# The problem
Wherever a line holds the word "Sunday", copy that line out.

(Saved entries)
━━━━━━━━━━
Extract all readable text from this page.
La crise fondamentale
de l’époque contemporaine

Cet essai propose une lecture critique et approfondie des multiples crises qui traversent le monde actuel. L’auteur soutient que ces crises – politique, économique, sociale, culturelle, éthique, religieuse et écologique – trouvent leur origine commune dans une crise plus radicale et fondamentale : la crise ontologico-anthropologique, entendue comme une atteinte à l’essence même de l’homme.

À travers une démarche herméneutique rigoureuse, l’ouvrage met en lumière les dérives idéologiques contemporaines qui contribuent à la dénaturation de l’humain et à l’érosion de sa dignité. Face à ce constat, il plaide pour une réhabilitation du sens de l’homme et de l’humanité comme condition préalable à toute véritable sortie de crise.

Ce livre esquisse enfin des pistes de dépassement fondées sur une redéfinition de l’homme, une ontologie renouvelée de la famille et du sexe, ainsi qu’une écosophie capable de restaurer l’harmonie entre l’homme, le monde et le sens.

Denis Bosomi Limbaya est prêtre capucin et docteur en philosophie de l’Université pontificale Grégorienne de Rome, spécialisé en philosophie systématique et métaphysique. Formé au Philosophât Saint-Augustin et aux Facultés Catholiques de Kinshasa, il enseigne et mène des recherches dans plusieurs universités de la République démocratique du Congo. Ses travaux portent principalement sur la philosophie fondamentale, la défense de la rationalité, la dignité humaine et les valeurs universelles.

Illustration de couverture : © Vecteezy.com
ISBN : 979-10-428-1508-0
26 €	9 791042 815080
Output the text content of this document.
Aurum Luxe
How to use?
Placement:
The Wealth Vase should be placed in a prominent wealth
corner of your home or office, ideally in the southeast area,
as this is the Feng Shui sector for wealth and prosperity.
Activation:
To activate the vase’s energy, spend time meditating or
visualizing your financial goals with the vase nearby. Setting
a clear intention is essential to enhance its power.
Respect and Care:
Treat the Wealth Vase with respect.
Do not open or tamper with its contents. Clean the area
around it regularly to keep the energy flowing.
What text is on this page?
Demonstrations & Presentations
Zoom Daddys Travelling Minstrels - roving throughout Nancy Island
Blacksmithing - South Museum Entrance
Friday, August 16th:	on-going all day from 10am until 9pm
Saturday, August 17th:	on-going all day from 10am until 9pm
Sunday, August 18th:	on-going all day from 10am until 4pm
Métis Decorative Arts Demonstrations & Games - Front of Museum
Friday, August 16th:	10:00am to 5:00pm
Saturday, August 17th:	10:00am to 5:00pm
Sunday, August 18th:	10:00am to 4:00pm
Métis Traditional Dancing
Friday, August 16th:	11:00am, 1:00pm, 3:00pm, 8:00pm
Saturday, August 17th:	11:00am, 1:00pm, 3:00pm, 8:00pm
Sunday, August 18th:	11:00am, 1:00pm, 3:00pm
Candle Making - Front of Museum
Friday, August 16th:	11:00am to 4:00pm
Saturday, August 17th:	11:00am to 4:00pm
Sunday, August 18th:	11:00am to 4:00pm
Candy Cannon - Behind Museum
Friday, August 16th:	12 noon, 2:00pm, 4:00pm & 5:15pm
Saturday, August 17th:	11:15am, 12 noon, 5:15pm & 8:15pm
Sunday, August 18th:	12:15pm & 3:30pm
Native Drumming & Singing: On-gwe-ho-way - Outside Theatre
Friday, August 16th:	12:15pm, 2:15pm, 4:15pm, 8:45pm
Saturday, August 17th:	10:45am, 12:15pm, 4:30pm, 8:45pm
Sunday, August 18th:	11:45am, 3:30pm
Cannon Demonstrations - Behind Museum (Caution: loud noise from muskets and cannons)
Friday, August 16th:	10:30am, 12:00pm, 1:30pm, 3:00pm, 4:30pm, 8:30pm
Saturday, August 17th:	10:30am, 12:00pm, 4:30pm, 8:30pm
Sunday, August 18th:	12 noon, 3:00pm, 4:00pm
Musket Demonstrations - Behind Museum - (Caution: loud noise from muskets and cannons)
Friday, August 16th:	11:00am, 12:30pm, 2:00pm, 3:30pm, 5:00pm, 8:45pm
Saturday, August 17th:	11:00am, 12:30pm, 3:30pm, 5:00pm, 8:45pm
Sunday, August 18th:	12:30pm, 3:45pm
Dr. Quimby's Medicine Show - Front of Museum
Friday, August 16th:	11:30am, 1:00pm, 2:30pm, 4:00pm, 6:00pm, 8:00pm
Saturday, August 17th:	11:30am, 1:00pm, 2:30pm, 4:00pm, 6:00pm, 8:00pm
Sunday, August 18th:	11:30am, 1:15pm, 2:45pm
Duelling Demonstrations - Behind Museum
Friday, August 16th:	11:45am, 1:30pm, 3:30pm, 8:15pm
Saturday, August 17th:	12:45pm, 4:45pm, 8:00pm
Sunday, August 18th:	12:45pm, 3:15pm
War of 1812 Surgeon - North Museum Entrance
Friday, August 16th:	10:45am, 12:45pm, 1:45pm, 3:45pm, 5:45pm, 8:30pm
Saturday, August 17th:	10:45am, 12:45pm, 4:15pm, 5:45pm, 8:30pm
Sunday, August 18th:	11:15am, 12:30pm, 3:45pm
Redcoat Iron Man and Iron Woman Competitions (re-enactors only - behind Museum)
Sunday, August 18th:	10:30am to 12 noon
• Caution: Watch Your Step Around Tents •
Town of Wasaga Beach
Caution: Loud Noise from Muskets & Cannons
━━━━━━━━━━
# Full output
Sunday, August 18th:	on-going all day from 10am until 4pm
Sunday, August 18th:	10:00am to 4:00pm
Sunday, August 18th:	11:00am, 1:00pm, 3:00pm
Sunday, August 18th:	11:00am to 4:00pm
Sunday, August 18th:	12:15pm & 3:30pm
Sunday, August 18th:	11:45am, 3:30pm
Sunday, August 18th:	12 noon, 3:00pm, 4:00pm
Sunday, August 18th:	12:30pm, 3:45pm
Sunday, August 18th:	11:30am, 1:15pm, 2:45pm
Sunday, August 18th:	12:45pm, 3:15pm
Sunday, August 18th:	11:15am, 12:30pm, 3:45pm
Sunday, August 18th:	10:30am to 12 noon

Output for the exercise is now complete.